━━━ Provided records ━━━
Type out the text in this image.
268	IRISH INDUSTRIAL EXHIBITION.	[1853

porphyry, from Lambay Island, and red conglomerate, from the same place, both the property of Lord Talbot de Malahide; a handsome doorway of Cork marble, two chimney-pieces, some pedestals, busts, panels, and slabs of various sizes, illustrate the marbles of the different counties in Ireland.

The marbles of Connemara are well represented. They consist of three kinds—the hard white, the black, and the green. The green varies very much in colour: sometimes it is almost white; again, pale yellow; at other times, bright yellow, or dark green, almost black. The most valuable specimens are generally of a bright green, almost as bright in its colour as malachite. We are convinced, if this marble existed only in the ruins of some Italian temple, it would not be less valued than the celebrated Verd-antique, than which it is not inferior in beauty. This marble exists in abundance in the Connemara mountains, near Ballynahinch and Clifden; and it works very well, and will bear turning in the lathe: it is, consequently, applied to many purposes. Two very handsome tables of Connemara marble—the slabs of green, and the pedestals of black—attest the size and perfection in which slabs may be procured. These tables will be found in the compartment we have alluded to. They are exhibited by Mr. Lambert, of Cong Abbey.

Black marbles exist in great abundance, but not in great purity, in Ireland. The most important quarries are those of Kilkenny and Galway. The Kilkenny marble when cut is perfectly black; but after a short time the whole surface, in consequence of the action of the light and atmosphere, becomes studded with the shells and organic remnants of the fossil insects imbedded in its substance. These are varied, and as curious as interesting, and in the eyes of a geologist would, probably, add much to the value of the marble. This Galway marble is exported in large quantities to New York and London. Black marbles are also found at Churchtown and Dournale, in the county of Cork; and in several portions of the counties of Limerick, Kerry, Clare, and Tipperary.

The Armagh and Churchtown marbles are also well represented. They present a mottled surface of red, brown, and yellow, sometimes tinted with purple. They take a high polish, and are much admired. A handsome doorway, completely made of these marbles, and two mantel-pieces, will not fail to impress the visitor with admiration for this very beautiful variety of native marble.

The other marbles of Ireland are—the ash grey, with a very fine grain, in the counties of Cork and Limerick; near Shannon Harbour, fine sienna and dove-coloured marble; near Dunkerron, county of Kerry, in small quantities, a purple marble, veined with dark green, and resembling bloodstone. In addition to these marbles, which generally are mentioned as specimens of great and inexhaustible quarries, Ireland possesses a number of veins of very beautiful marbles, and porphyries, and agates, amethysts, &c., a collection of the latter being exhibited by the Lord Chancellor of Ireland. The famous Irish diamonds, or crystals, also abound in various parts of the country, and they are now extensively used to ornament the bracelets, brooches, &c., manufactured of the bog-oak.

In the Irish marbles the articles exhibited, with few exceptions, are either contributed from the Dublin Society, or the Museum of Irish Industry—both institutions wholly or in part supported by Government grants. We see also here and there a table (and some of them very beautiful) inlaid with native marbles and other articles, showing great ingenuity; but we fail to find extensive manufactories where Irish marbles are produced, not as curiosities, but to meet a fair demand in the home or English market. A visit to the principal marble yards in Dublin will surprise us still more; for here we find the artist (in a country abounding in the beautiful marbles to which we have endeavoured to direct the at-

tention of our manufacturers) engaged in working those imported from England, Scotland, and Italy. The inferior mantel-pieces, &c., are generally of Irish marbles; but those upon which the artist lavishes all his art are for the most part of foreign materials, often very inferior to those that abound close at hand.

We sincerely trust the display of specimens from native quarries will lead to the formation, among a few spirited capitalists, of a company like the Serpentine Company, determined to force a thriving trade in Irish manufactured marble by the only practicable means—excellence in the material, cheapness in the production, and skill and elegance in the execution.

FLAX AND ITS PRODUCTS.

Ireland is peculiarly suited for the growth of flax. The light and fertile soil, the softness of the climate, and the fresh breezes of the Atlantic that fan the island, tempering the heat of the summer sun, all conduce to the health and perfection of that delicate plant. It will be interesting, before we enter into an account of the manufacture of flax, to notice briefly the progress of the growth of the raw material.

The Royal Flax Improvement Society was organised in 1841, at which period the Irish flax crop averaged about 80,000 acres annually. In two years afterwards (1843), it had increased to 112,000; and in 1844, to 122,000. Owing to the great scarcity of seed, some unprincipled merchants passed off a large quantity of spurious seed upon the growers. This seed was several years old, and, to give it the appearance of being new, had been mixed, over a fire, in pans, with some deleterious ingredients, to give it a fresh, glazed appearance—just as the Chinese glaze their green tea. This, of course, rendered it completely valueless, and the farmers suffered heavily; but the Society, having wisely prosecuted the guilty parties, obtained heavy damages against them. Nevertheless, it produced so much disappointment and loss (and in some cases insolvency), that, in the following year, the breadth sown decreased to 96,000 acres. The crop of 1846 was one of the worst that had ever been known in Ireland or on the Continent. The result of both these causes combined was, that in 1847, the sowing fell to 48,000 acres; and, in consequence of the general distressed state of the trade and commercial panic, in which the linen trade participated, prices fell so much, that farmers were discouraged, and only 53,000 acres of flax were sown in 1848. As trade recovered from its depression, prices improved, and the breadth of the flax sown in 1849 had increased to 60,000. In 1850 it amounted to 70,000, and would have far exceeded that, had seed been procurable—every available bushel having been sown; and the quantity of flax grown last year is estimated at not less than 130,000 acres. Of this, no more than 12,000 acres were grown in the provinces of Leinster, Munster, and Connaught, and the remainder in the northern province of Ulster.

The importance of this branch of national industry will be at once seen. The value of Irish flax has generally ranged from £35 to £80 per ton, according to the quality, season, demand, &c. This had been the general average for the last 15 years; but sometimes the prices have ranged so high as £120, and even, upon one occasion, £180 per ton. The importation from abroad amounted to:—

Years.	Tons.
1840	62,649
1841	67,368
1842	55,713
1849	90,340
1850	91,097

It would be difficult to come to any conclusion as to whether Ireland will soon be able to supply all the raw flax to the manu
━━━
#### [Given task]
Copy every line in the listing above where the string "mantel" turns up.

#### [Output for this exercise]
The Armagh and Churchtown marbles are also well represented. They present a mottled surface of red, brown, and yellow, sometimes tinted with purple. They take a high polish, and are much admired. A handsome doorway, completely made of these marbles, and two mantel-pieces, will not fail to impress the visitor with admiration for this very beautiful variety of native marble.
tention of our manufacturers) engaged in working those imported from England, Scotland, and Italy. The inferior mantel-pieces, &c., are generally of Irish marbles; but those upon which the artist lavishes all his art are for the most part of foreign materials, often very inferior to those that abound close at hand.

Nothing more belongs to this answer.